■ Exercise details ■
Output the material beneath this task exactly, images excluded.

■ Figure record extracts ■
------------------------------------------------

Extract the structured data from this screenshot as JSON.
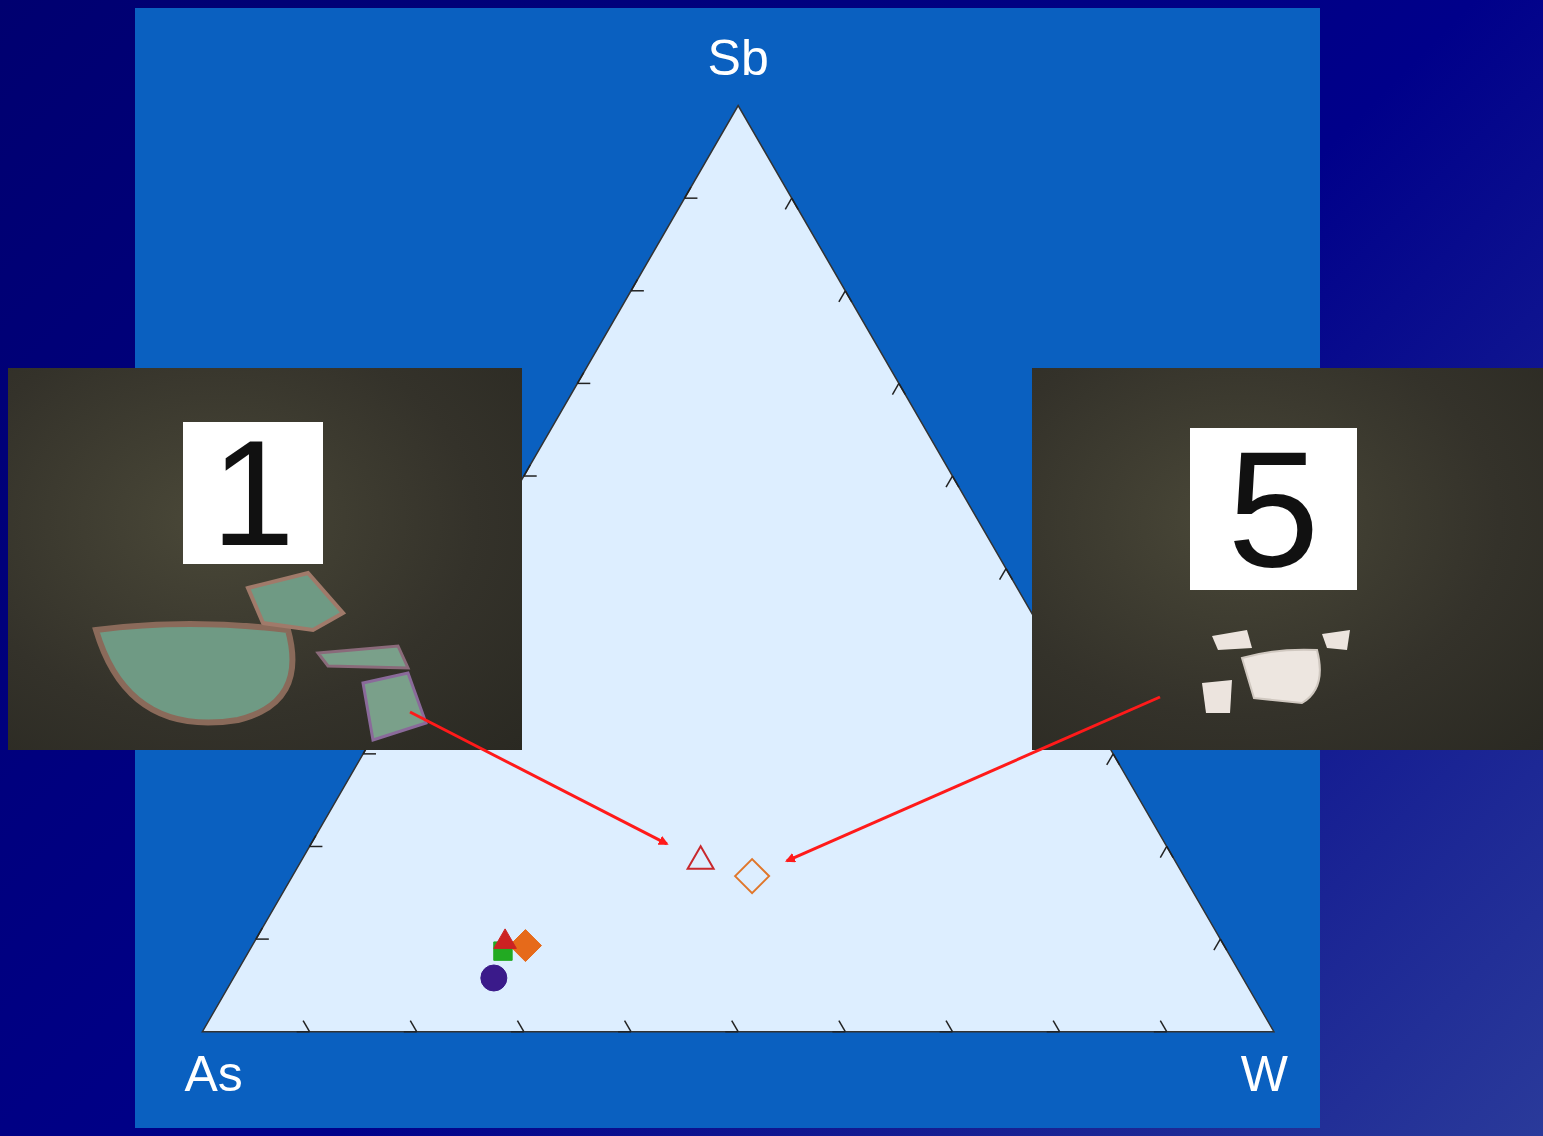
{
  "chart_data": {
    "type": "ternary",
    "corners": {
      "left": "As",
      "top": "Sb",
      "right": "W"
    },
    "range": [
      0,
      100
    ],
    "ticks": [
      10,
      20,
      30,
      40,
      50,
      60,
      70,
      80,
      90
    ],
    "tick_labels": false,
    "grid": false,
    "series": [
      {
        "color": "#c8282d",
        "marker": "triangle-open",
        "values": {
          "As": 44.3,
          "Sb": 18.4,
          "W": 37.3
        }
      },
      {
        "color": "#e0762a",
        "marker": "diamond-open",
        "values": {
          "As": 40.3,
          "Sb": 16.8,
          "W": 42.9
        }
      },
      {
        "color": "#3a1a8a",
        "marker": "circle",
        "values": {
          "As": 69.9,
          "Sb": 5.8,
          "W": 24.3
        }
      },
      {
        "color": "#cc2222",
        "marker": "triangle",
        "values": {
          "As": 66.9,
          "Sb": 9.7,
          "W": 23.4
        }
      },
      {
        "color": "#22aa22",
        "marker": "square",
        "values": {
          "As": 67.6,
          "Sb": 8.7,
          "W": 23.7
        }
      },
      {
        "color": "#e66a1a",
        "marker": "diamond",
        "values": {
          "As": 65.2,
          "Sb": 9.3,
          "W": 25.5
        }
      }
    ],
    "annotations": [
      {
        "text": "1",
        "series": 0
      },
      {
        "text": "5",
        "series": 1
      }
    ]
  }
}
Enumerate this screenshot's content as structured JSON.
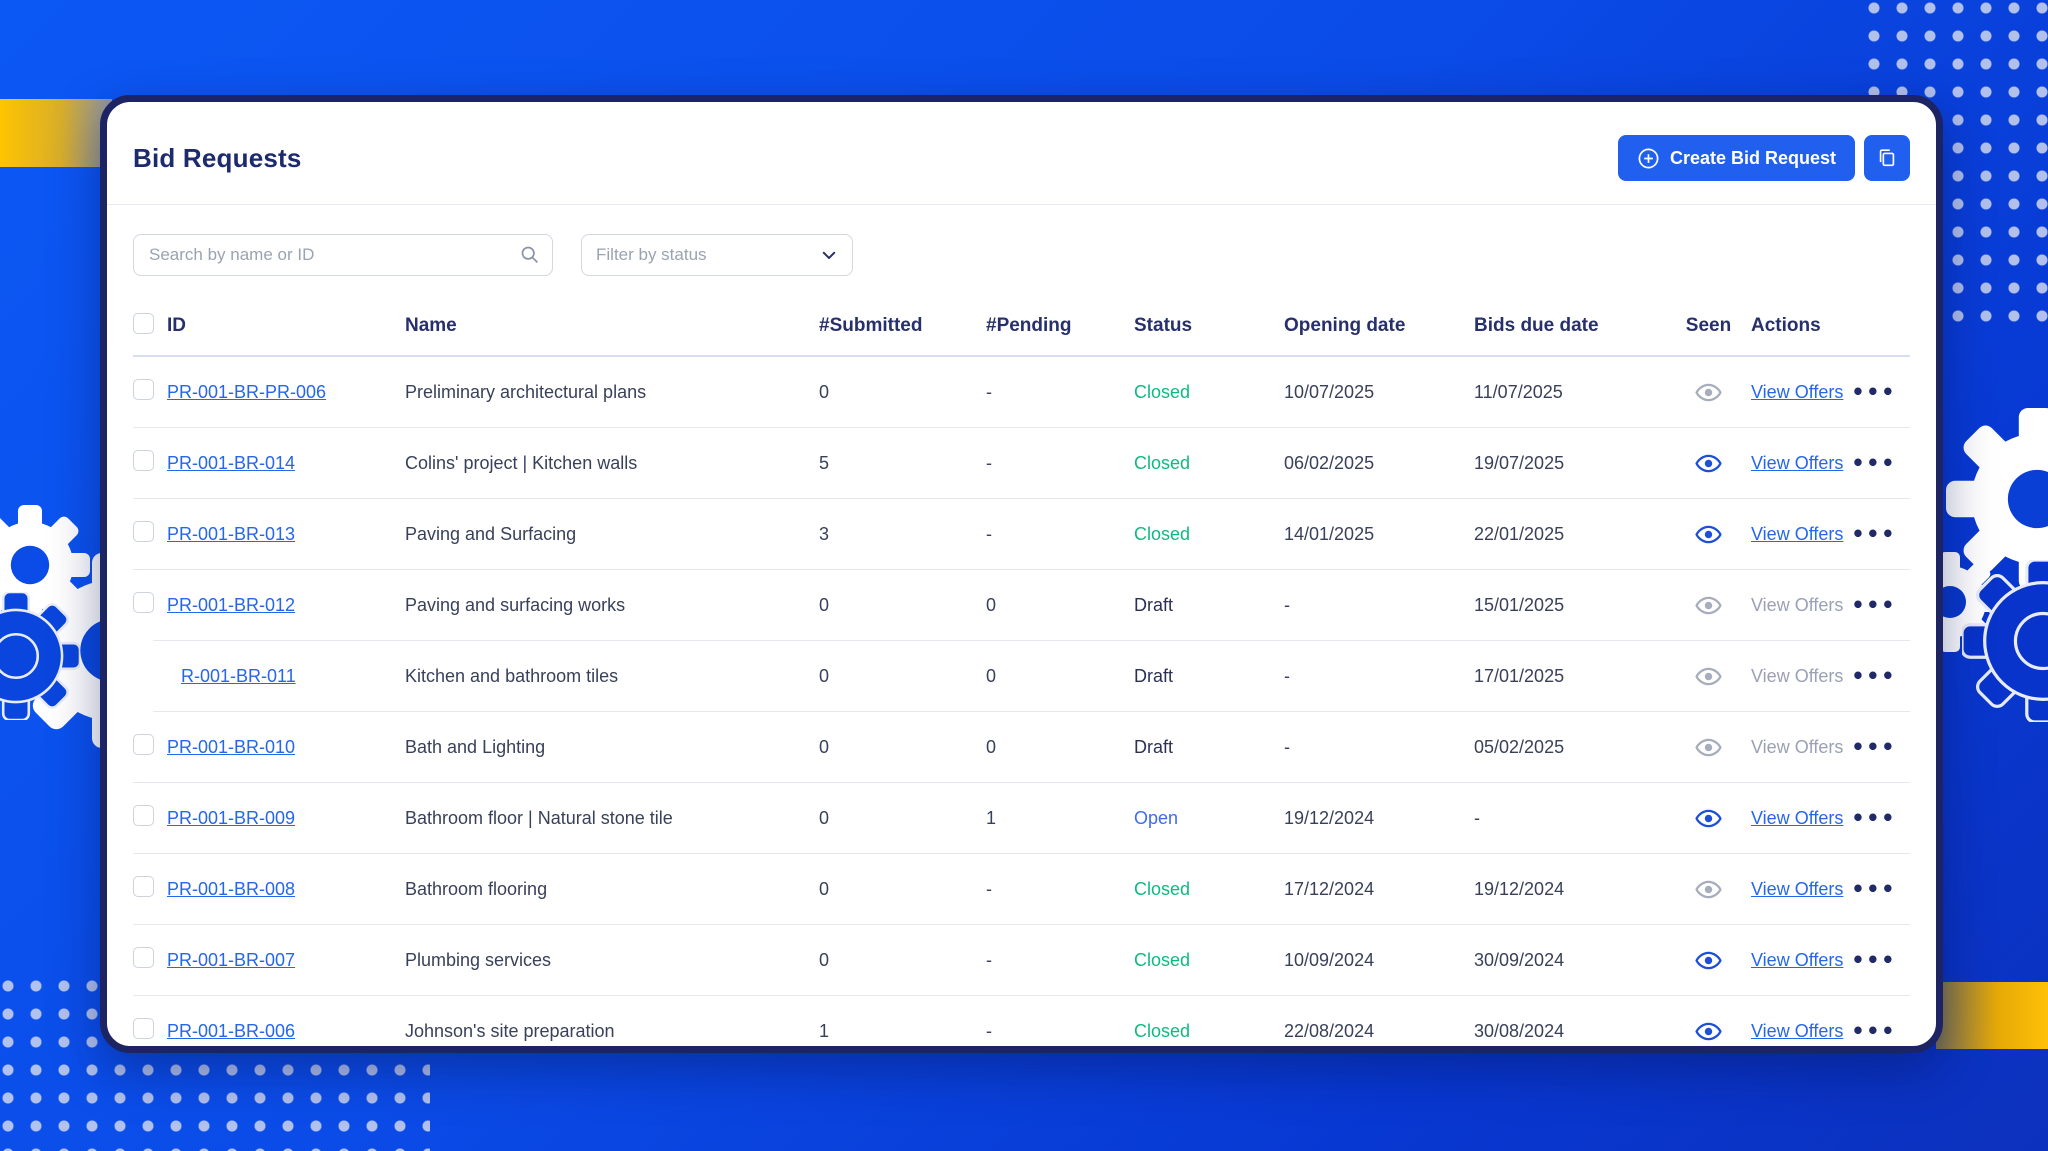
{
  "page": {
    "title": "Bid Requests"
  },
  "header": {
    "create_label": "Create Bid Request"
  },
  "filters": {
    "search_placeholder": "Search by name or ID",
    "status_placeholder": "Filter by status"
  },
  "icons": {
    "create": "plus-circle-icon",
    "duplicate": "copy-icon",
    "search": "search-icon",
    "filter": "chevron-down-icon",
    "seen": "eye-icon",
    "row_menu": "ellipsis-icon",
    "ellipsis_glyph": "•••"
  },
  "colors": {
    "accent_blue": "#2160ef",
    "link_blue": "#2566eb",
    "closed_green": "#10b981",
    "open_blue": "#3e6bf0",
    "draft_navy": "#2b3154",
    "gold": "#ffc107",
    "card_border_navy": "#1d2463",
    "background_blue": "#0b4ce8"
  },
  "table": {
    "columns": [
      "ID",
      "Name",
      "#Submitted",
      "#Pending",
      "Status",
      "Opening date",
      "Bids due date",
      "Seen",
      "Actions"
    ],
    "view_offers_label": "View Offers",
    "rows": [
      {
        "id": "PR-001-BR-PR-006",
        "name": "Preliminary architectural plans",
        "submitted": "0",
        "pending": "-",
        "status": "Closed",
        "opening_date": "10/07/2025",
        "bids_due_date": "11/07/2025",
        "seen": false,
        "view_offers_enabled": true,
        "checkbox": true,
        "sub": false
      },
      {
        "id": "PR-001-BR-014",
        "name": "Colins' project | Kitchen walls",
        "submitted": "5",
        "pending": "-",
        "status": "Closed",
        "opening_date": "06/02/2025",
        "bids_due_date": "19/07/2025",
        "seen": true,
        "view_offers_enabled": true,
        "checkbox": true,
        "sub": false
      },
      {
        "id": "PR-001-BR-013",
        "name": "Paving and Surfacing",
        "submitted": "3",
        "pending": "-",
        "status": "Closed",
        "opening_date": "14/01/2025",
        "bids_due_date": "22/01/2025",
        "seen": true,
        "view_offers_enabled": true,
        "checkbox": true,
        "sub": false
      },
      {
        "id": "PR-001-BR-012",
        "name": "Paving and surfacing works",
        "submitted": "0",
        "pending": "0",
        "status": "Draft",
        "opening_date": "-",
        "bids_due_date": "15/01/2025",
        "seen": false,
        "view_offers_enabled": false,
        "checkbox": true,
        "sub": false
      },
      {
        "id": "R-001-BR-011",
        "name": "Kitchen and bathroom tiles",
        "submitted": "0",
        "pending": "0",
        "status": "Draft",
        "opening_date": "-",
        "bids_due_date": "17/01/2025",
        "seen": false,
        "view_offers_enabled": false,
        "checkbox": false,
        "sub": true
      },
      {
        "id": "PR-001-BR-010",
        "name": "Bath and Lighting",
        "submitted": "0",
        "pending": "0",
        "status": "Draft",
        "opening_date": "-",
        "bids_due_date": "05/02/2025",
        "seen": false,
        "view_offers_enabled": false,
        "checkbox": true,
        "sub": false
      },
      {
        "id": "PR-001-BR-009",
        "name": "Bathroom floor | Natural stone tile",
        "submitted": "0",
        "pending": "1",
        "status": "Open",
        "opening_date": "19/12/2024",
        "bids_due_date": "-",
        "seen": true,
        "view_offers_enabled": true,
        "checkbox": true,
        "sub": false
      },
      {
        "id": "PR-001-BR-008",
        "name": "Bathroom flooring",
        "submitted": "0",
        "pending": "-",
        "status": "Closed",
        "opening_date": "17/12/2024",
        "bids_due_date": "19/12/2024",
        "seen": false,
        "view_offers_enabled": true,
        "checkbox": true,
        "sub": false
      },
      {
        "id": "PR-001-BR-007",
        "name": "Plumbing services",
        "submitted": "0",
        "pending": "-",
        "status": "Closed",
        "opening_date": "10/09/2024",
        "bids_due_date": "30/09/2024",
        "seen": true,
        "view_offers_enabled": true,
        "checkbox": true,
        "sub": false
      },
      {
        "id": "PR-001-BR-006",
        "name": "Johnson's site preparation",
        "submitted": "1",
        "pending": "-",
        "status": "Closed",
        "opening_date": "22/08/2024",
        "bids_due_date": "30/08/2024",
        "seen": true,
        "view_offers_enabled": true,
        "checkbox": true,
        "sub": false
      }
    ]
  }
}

------------------------------------------------

■ Answer ■
Extract the structured data from this screenshot as JSON.
{
  "chart_data": {
    "type": "ternary",
    "corners": {
      "left": "As",
      "top": "Sb",
      "right": "W"
    },
    "range": [
      0,
      100
    ],
    "ticks": [
      10,
      20,
      30,
      40,
      50,
      60,
      70,
      80,
      90
    ],
    "tick_labels": false,
    "grid": false,
    "series": [
      {
        "color": "#c8282d",
        "marker": "triangle-open",
        "values": {
          "As": 44.3,
          "Sb": 18.4,
          "W": 37.3
        }
      },
      {
        "color": "#e0762a",
        "marker": "diamond-open",
        "values": {
          "As": 40.3,
          "Sb": 16.8,
          "W": 42.9
        }
      },
      {
        "color": "#3a1a8a",
        "marker": "circle",
        "values": {
          "As": 69.9,
          "Sb": 5.8,
          "W": 24.3
        }
      },
      {
        "color": "#cc2222",
        "marker": "triangle",
        "values": {
          "As": 66.9,
          "Sb": 9.7,
          "W": 23.4
        }
      },
      {
        "color": "#22aa22",
        "marker": "square",
        "values": {
          "As": 67.6,
          "Sb": 8.7,
          "W": 23.7
        }
      },
      {
        "color": "#e66a1a",
        "marker": "diamond",
        "values": {
          "As": 65.2,
          "Sb": 9.3,
          "W": 25.5
        }
      }
    ],
    "annotations": [
      {
        "text": "1",
        "series": 0
      },
      {
        "text": "5",
        "series": 1
      }
    ]
  }
}
Enumerate this screenshot's content as structured JSON.
{
  "page": {
    "title": "Bid Requests"
  },
  "header": {
    "create_label": "Create Bid Request"
  },
  "filters": {
    "search_placeholder": "Search by name or ID",
    "status_placeholder": "Filter by status"
  },
  "icons": {
    "create": "plus-circle-icon",
    "duplicate": "copy-icon",
    "search": "search-icon",
    "filter": "chevron-down-icon",
    "seen": "eye-icon",
    "row_menu": "ellipsis-icon",
    "ellipsis_glyph": "•••"
  },
  "colors": {
    "accent_blue": "#2160ef",
    "link_blue": "#2566eb",
    "closed_green": "#10b981",
    "open_blue": "#3e6bf0",
    "draft_navy": "#2b3154",
    "gold": "#ffc107",
    "card_border_navy": "#1d2463",
    "background_blue": "#0b4ce8"
  },
  "table": {
    "columns": [
      "ID",
      "Name",
      "#Submitted",
      "#Pending",
      "Status",
      "Opening date",
      "Bids due date",
      "Seen",
      "Actions"
    ],
    "view_offers_label": "View Offers",
    "rows": [
      {
        "id": "PR-001-BR-PR-006",
        "name": "Preliminary architectural plans",
        "submitted": "0",
        "pending": "-",
        "status": "Closed",
        "opening_date": "10/07/2025",
        "bids_due_date": "11/07/2025",
        "seen": false,
        "view_offers_enabled": true,
        "checkbox": true,
        "sub": false
      },
      {
        "id": "PR-001-BR-014",
        "name": "Colins' project | Kitchen walls",
        "submitted": "5",
        "pending": "-",
        "status": "Closed",
        "opening_date": "06/02/2025",
        "bids_due_date": "19/07/2025",
        "seen": true,
        "view_offers_enabled": true,
        "checkbox": true,
        "sub": false
      },
      {
        "id": "PR-001-BR-013",
        "name": "Paving and Surfacing",
        "submitted": "3",
        "pending": "-",
        "status": "Closed",
        "opening_date": "14/01/2025",
        "bids_due_date": "22/01/2025",
        "seen": true,
        "view_offers_enabled": true,
        "checkbox": true,
        "sub": false
      },
      {
        "id": "PR-001-BR-012",
        "name": "Paving and surfacing works",
        "submitted": "0",
        "pending": "0",
        "status": "Draft",
        "opening_date": "-",
        "bids_due_date": "15/01/2025",
        "seen": false,
        "view_offers_enabled": false,
        "checkbox": true,
        "sub": false
      },
      {
        "id": "R-001-BR-011",
        "name": "Kitchen and bathroom tiles",
        "submitted": "0",
        "pending": "0",
        "status": "Draft",
        "opening_date": "-",
        "bids_due_date": "17/01/2025",
        "seen": false,
        "view_offers_enabled": false,
        "checkbox": false,
        "sub": true
      },
      {
        "id": "PR-001-BR-010",
        "name": "Bath and Lighting",
        "submitted": "0",
        "pending": "0",
        "status": "Draft",
        "opening_date": "-",
        "bids_due_date": "05/02/2025",
        "seen": false,
        "view_offers_enabled": false,
        "checkbox": true,
        "sub": false
      },
      {
        "id": "PR-001-BR-009",
        "name": "Bathroom floor | Natural stone tile",
        "submitted": "0",
        "pending": "1",
        "status": "Open",
        "opening_date": "19/12/2024",
        "bids_due_date": "-",
        "seen": true,
        "view_offers_enabled": true,
        "checkbox": true,
        "sub": false
      },
      {
        "id": "PR-001-BR-008",
        "name": "Bathroom flooring",
        "submitted": "0",
        "pending": "-",
        "status": "Closed",
        "opening_date": "17/12/2024",
        "bids_due_date": "19/12/2024",
        "seen": false,
        "view_offers_enabled": true,
        "checkbox": true,
        "sub": false
      },
      {
        "id": "PR-001-BR-007",
        "name": "Plumbing services",
        "submitted": "0",
        "pending": "-",
        "status": "Closed",
        "opening_date": "10/09/2024",
        "bids_due_date": "30/09/2024",
        "seen": true,
        "view_offers_enabled": true,
        "checkbox": true,
        "sub": false
      },
      {
        "id": "PR-001-BR-006",
        "name": "Johnson's site preparation",
        "submitted": "1",
        "pending": "-",
        "status": "Closed",
        "opening_date": "22/08/2024",
        "bids_due_date": "30/08/2024",
        "seen": true,
        "view_offers_enabled": true,
        "checkbox": true,
        "sub": false
      }
    ]
  }
}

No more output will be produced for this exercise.